Dataset items
○ ○ ○
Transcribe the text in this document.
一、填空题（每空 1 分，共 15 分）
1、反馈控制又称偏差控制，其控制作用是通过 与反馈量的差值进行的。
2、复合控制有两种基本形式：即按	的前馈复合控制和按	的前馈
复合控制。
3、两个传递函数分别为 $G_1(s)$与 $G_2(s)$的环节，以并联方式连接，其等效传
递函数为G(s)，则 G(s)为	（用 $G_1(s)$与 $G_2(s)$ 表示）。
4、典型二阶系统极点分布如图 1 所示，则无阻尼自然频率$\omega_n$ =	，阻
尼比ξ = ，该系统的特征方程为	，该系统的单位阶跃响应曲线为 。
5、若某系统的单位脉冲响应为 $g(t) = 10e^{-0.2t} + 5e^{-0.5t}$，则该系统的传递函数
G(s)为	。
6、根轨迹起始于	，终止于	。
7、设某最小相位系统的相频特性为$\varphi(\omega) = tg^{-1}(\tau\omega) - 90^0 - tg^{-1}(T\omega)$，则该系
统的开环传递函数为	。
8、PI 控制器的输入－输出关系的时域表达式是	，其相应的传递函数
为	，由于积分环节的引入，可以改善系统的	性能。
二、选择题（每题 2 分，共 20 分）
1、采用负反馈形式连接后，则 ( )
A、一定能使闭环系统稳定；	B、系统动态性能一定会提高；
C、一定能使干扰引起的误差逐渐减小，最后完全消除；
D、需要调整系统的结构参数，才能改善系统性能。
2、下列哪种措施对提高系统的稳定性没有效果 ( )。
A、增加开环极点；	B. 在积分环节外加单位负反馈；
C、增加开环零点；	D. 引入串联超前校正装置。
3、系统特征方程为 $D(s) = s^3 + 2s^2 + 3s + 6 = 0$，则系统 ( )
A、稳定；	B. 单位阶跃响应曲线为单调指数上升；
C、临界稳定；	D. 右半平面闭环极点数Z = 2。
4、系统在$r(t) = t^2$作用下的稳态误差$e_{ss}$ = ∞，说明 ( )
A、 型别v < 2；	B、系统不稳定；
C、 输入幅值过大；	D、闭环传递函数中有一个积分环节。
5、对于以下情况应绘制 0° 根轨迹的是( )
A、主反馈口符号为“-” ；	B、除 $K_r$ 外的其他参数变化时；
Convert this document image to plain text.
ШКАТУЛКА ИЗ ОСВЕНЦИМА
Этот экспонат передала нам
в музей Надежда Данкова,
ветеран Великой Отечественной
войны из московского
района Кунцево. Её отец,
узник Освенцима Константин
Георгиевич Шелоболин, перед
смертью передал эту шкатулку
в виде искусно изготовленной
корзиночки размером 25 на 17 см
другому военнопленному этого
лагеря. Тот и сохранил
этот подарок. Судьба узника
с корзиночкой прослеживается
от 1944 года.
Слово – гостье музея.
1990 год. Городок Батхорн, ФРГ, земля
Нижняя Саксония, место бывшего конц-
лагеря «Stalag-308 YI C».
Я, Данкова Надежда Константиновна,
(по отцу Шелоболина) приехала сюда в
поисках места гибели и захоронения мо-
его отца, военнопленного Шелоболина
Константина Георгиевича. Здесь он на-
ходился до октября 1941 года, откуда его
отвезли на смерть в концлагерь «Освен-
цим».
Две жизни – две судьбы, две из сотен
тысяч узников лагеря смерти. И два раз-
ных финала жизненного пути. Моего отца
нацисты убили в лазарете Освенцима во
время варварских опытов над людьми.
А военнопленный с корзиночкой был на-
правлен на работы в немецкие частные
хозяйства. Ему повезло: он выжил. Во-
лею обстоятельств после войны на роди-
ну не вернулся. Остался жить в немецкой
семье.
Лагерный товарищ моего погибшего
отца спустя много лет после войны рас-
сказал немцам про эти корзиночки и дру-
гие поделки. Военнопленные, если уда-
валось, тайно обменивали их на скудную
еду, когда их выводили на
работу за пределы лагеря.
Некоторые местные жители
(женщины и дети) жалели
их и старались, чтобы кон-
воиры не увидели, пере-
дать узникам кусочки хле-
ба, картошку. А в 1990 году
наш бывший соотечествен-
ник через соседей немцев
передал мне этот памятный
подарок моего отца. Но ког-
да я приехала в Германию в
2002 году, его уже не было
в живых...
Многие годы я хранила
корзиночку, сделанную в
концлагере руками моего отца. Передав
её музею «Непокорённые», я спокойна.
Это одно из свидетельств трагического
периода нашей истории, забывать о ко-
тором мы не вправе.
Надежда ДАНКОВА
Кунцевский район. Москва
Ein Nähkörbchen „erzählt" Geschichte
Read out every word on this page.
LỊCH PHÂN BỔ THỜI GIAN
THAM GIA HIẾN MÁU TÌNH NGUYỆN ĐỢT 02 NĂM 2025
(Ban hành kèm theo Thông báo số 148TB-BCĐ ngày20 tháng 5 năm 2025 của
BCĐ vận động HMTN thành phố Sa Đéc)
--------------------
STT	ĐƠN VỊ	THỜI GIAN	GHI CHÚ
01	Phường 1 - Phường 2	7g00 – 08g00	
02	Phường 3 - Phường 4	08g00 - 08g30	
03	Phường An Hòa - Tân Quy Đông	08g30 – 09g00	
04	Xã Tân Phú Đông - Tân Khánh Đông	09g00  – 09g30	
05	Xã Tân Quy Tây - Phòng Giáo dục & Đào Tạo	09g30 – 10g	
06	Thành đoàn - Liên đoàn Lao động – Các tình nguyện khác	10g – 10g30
○ ○ ○
▶ [WHAT THE TASK ASKS]:
Write out every record, exactly as written.

▶ [SOLUTION FOR THIS EXERCISE]:
Transcribe the text in this document.
一、填空题（每空 1 分，共 15 分）
1、反馈控制又称偏差控制，其控制作用是通过 与反馈量的差值进行的。
2、复合控制有两种基本形式：即按	的前馈复合控制和按	的前馈
复合控制。
3、两个传递函数分别为 $G_1(s)$与 $G_2(s)$的环节，以并联方式连接，其等效传
递函数为G(s)，则 G(s)为	（用 $G_1(s)$与 $G_2(s)$ 表示）。
4、典型二阶系统极点分布如图 1 所示，则无阻尼自然频率$\omega_n$ =	，阻
尼比ξ = ，该系统的特征方程为	，该系统的单位阶跃响应曲线为 。
5、若某系统的单位脉冲响应为 $g(t) = 10e^{-0.2t} + 5e^{-0.5t}$，则该系统的传递函数
G(s)为	。
6、根轨迹起始于	，终止于	。
7、设某最小相位系统的相频特性为$\varphi(\omega) = tg^{-1}(\tau\omega) - 90^0 - tg^{-1}(T\omega)$，则该系
统的开环传递函数为	。
8、PI 控制器的输入－输出关系的时域表达式是	，其相应的传递函数
为	，由于积分环节的引入，可以改善系统的	性能。
二、选择题（每题 2 分，共 20 分）
1、采用负反馈形式连接后，则 ( )
A、一定能使闭环系统稳定；	B、系统动态性能一定会提高；
C、一定能使干扰引起的误差逐渐减小，最后完全消除；
D、需要调整系统的结构参数，才能改善系统性能。
2、下列哪种措施对提高系统的稳定性没有效果 ( )。
A、增加开环极点；	B. 在积分环节外加单位负反馈；
C、增加开环零点；	D. 引入串联超前校正装置。
3、系统特征方程为 $D(s) = s^3 + 2s^2 + 3s + 6 = 0$，则系统 ( )
A、稳定；	B. 单位阶跃响应曲线为单调指数上升；
C、临界稳定；	D. 右半平面闭环极点数Z = 2。
4、系统在$r(t) = t^2$作用下的稳态误差$e_{ss}$ = ∞，说明 ( )
A、 型别v < 2；	B、系统不稳定；
C、 输入幅值过大；	D、闭环传递函数中有一个积分环节。
5、对于以下情况应绘制 0° 根轨迹的是( )
A、主反馈口符号为“-” ；	B、除 $K_r$ 外的其他参数变化时；
Convert this document image to plain text.
ШКАТУЛКА ИЗ ОСВЕНЦИМА
Этот экспонат передала нам
в музей Надежда Данкова,
ветеран Великой Отечественной
войны из московского
района Кунцево. Её отец,
узник Освенцима Константин
Георгиевич Шелоболин, перед
смертью передал эту шкатулку
в виде искусно изготовленной
корзиночки размером 25 на 17 см
другому военнопленному этого
лагеря. Тот и сохранил
этот подарок. Судьба узника
с корзиночкой прослеживается
от 1944 года.
Слово – гостье музея.
1990 год. Городок Батхорн, ФРГ, земля
Нижняя Саксония, место бывшего конц-
лагеря «Stalag-308 YI C».
Я, Данкова Надежда Константиновна,
(по отцу Шелоболина) приехала сюда в
поисках места гибели и захоронения мо-
его отца, военнопленного Шелоболина
Константина Георгиевича. Здесь он на-
ходился до октября 1941 года, откуда его
отвезли на смерть в концлагерь «Освен-
цим».
Две жизни – две судьбы, две из сотен
тысяч узников лагеря смерти. И два раз-
ных финала жизненного пути. Моего отца
нацисты убили в лазарете Освенцима во
время варварских опытов над людьми.
А военнопленный с корзиночкой был на-
правлен на работы в немецкие частные
хозяйства. Ему повезло: он выжил. Во-
лею обстоятельств после войны на роди-
ну не вернулся. Остался жить в немецкой
семье.
Лагерный товарищ моего погибшего
отца спустя много лет после войны рас-
сказал немцам про эти корзиночки и дру-
гие поделки. Военнопленные, если уда-
валось, тайно обменивали их на скудную
еду, когда их выводили на
работу за пределы лагеря.
Некоторые местные жители
(женщины и дети) жалели
их и старались, чтобы кон-
воиры не увидели, пере-
дать узникам кусочки хле-
ба, картошку. А в 1990 году
наш бывший соотечествен-
ник через соседей немцев
передал мне этот памятный
подарок моего отца. Но ког-
да я приехала в Германию в
2002 году, его уже не было
в живых...
Многие годы я хранила
корзиночку, сделанную в
концлагере руками моего отца. Передав
её музею «Непокорённые», я спокойна.
Это одно из свидетельств трагического
периода нашей истории, забывать о ко-
тором мы не вправе.
Надежда ДАНКОВА
Кунцевский район. Москва
Ein Nähkörbchen „erzählt" Geschichte
Read out every word on this page.
LỊCH PHÂN BỔ THỜI GIAN
THAM GIA HIẾN MÁU TÌNH NGUYỆN ĐỢT 02 NĂM 2025
(Ban hành kèm theo Thông báo số 148TB-BCĐ ngày20 tháng 5 năm 2025 của
BCĐ vận động HMTN thành phố Sa Đéc)
--------------------
STT	ĐƠN VỊ	THỜI GIAN	GHI CHÚ
01	Phường 1 - Phường 2	7g00 – 08g00	
02	Phường 3 - Phường 4	08g00 - 08g30	
03	Phường An Hòa - Tân Quy Đông	08g30 – 09g00	
04	Xã Tân Phú Đông - Tân Khánh Đông	09g00  – 09g30	
05	Xã Tân Quy Tây - Phòng Giáo dục & Đào Tạo	09g30 – 10g	
06	Thành đoàn - Liên đoàn Lao động – Các tình nguyện khác	10g – 10g30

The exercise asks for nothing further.